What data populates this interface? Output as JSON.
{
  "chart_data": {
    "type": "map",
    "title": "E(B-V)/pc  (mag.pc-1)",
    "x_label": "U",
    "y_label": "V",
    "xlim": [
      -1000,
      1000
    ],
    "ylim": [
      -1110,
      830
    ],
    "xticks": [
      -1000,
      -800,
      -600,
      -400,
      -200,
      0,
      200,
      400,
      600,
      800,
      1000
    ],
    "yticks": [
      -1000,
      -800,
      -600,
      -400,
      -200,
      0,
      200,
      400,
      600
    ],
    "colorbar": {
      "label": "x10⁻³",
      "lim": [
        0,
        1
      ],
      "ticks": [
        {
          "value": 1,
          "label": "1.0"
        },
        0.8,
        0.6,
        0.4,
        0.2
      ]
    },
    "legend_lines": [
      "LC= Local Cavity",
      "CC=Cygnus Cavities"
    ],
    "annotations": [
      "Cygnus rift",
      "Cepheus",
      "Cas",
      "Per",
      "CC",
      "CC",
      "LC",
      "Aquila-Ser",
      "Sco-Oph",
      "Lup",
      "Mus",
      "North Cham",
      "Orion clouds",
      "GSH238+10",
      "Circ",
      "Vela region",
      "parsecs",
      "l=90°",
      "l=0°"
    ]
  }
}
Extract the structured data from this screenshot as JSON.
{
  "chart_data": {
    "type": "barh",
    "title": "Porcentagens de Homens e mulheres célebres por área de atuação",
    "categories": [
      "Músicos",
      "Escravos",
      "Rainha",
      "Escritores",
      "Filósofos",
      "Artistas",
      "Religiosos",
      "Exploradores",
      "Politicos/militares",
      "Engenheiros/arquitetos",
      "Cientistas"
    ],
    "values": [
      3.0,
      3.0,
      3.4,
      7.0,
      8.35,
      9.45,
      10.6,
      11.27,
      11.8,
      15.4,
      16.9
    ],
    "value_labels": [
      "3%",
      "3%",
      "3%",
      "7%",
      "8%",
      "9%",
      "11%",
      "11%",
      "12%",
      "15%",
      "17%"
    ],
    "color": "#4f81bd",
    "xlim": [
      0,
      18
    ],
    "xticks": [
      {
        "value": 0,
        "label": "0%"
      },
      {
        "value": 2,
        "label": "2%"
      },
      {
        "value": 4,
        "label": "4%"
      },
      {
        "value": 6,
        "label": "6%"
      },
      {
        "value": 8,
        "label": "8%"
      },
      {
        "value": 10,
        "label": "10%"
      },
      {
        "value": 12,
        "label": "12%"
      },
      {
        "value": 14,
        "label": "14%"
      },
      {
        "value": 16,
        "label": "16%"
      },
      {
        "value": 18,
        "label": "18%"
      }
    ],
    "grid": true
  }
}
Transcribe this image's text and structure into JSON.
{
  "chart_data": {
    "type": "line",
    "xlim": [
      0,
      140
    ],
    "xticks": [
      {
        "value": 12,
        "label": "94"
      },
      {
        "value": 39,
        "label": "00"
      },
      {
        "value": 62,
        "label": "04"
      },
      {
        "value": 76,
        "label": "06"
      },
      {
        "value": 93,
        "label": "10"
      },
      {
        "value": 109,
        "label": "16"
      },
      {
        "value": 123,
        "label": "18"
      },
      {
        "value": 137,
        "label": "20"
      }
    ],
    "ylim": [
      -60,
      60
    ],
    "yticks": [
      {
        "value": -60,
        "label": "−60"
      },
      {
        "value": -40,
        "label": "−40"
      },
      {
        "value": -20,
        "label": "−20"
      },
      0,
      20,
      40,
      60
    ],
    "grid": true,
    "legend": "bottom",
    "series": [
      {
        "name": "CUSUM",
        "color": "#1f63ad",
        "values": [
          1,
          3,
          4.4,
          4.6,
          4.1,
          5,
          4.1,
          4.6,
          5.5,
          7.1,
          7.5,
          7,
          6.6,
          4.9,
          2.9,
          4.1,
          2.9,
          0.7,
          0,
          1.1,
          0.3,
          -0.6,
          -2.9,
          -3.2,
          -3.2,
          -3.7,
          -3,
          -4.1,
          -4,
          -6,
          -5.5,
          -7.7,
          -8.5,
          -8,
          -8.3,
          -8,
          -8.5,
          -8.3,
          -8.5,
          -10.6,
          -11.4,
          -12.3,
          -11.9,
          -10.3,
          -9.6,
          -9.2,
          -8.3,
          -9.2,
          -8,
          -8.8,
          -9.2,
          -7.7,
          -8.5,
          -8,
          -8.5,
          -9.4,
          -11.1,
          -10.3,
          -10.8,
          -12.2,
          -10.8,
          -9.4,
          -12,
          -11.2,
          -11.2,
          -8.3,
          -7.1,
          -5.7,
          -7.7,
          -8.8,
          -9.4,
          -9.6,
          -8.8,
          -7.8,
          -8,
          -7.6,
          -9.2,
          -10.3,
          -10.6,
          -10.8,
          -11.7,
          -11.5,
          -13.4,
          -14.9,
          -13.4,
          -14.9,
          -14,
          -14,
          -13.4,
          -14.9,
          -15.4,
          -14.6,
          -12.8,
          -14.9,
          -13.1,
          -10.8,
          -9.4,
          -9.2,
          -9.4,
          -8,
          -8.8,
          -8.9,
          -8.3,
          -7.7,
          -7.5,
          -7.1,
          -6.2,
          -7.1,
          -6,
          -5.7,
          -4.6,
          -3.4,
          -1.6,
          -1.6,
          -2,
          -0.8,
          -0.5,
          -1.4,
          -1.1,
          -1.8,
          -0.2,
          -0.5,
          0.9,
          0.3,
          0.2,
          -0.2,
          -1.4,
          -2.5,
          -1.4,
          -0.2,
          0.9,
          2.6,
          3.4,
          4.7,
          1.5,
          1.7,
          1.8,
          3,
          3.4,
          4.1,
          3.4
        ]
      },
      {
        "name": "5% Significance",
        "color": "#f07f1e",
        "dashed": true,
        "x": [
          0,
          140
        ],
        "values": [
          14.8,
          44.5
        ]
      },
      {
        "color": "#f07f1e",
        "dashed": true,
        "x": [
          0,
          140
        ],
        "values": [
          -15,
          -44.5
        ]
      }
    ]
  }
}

════

**Problem requirements:**
Write out the whole listing exactly.

**Response to this task:**
What data populates this interface? Output as JSON.
{
  "chart_data": {
    "type": "map",
    "title": "E(B-V)/pc  (mag.pc-1)",
    "x_label": "U",
    "y_label": "V",
    "xlim": [
      -1000,
      1000
    ],
    "ylim": [
      -1110,
      830
    ],
    "xticks": [
      -1000,
      -800,
      -600,
      -400,
      -200,
      0,
      200,
      400,
      600,
      800,
      1000
    ],
    "yticks": [
      -1000,
      -800,
      -600,
      -400,
      -200,
      0,
      200,
      400,
      600
    ],
    "colorbar": {
      "label": "x10⁻³",
      "lim": [
        0,
        1
      ],
      "ticks": [
        {
          "value": 1,
          "label": "1.0"
        },
        0.8,
        0.6,
        0.4,
        0.2
      ]
    },
    "legend_lines": [
      "LC= Local Cavity",
      "CC=Cygnus Cavities"
    ],
    "annotations": [
      "Cygnus rift",
      "Cepheus",
      "Cas",
      "Per",
      "CC",
      "CC",
      "LC",
      "Aquila-Ser",
      "Sco-Oph",
      "Lup",
      "Mus",
      "North Cham",
      "Orion clouds",
      "GSH238+10",
      "Circ",
      "Vela region",
      "parsecs",
      "l=90°",
      "l=0°"
    ]
  }
}
Extract the structured data from this screenshot as JSON.
{
  "chart_data": {
    "type": "barh",
    "title": "Porcentagens de Homens e mulheres célebres por área de atuação",
    "categories": [
      "Músicos",
      "Escravos",
      "Rainha",
      "Escritores",
      "Filósofos",
      "Artistas",
      "Religiosos",
      "Exploradores",
      "Politicos/militares",
      "Engenheiros/arquitetos",
      "Cientistas"
    ],
    "values": [
      3.0,
      3.0,
      3.4,
      7.0,
      8.35,
      9.45,
      10.6,
      11.27,
      11.8,
      15.4,
      16.9
    ],
    "value_labels": [
      "3%",
      "3%",
      "3%",
      "7%",
      "8%",
      "9%",
      "11%",
      "11%",
      "12%",
      "15%",
      "17%"
    ],
    "color": "#4f81bd",
    "xlim": [
      0,
      18
    ],
    "xticks": [
      {
        "value": 0,
        "label": "0%"
      },
      {
        "value": 2,
        "label": "2%"
      },
      {
        "value": 4,
        "label": "4%"
      },
      {
        "value": 6,
        "label": "6%"
      },
      {
        "value": 8,
        "label": "8%"
      },
      {
        "value": 10,
        "label": "10%"
      },
      {
        "value": 12,
        "label": "12%"
      },
      {
        "value": 14,
        "label": "14%"
      },
      {
        "value": 16,
        "label": "16%"
      },
      {
        "value": 18,
        "label": "18%"
      }
    ],
    "grid": true
  }
}
Transcribe this image's text and structure into JSON.
{
  "chart_data": {
    "type": "line",
    "xlim": [
      0,
      140
    ],
    "xticks": [
      {
        "value": 12,
        "label": "94"
      },
      {
        "value": 39,
        "label": "00"
      },
      {
        "value": 62,
        "label": "04"
      },
      {
        "value": 76,
        "label": "06"
      },
      {
        "value": 93,
        "label": "10"
      },
      {
        "value": 109,
        "label": "16"
      },
      {
        "value": 123,
        "label": "18"
      },
      {
        "value": 137,
        "label": "20"
      }
    ],
    "ylim": [
      -60,
      60
    ],
    "yticks": [
      {
        "value": -60,
        "label": "−60"
      },
      {
        "value": -40,
        "label": "−40"
      },
      {
        "value": -20,
        "label": "−20"
      },
      0,
      20,
      40,
      60
    ],
    "grid": true,
    "legend": "bottom",
    "series": [
      {
        "name": "CUSUM",
        "color": "#1f63ad",
        "values": [
          1,
          3,
          4.4,
          4.6,
          4.1,
          5,
          4.1,
          4.6,
          5.5,
          7.1,
          7.5,
          7,
          6.6,
          4.9,
          2.9,
          4.1,
          2.9,
          0.7,
          0,
          1.1,
          0.3,
          -0.6,
          -2.9,
          -3.2,
          -3.2,
          -3.7,
          -3,
          -4.1,
          -4,
          -6,
          -5.5,
          -7.7,
          -8.5,
          -8,
          -8.3,
          -8,
          -8.5,
          -8.3,
          -8.5,
          -10.6,
          -11.4,
          -12.3,
          -11.9,
          -10.3,
          -9.6,
          -9.2,
          -8.3,
          -9.2,
          -8,
          -8.8,
          -9.2,
          -7.7,
          -8.5,
          -8,
          -8.5,
          -9.4,
          -11.1,
          -10.3,
          -10.8,
          -12.2,
          -10.8,
          -9.4,
          -12,
          -11.2,
          -11.2,
          -8.3,
          -7.1,
          -5.7,
          -7.7,
          -8.8,
          -9.4,
          -9.6,
          -8.8,
          -7.8,
          -8,
          -7.6,
          -9.2,
          -10.3,
          -10.6,
          -10.8,
          -11.7,
          -11.5,
          -13.4,
          -14.9,
          -13.4,
          -14.9,
          -14,
          -14,
          -13.4,
          -14.9,
          -15.4,
          -14.6,
          -12.8,
          -14.9,
          -13.1,
          -10.8,
          -9.4,
          -9.2,
          -9.4,
          -8,
          -8.8,
          -8.9,
          -8.3,
          -7.7,
          -7.5,
          -7.1,
          -6.2,
          -7.1,
          -6,
          -5.7,
          -4.6,
          -3.4,
          -1.6,
          -1.6,
          -2,
          -0.8,
          -0.5,
          -1.4,
          -1.1,
          -1.8,
          -0.2,
          -0.5,
          0.9,
          0.3,
          0.2,
          -0.2,
          -1.4,
          -2.5,
          -1.4,
          -0.2,
          0.9,
          2.6,
          3.4,
          4.7,
          1.5,
          1.7,
          1.8,
          3,
          3.4,
          4.1,
          3.4
        ]
      },
      {
        "name": "5% Significance",
        "color": "#f07f1e",
        "dashed": true,
        "x": [
          0,
          140
        ],
        "values": [
          14.8,
          44.5
        ]
      },
      {
        "color": "#f07f1e",
        "dashed": true,
        "x": [
          0,
          140
        ],
        "values": [
          -15,
          -44.5
        ]
      }
    ]
  }
}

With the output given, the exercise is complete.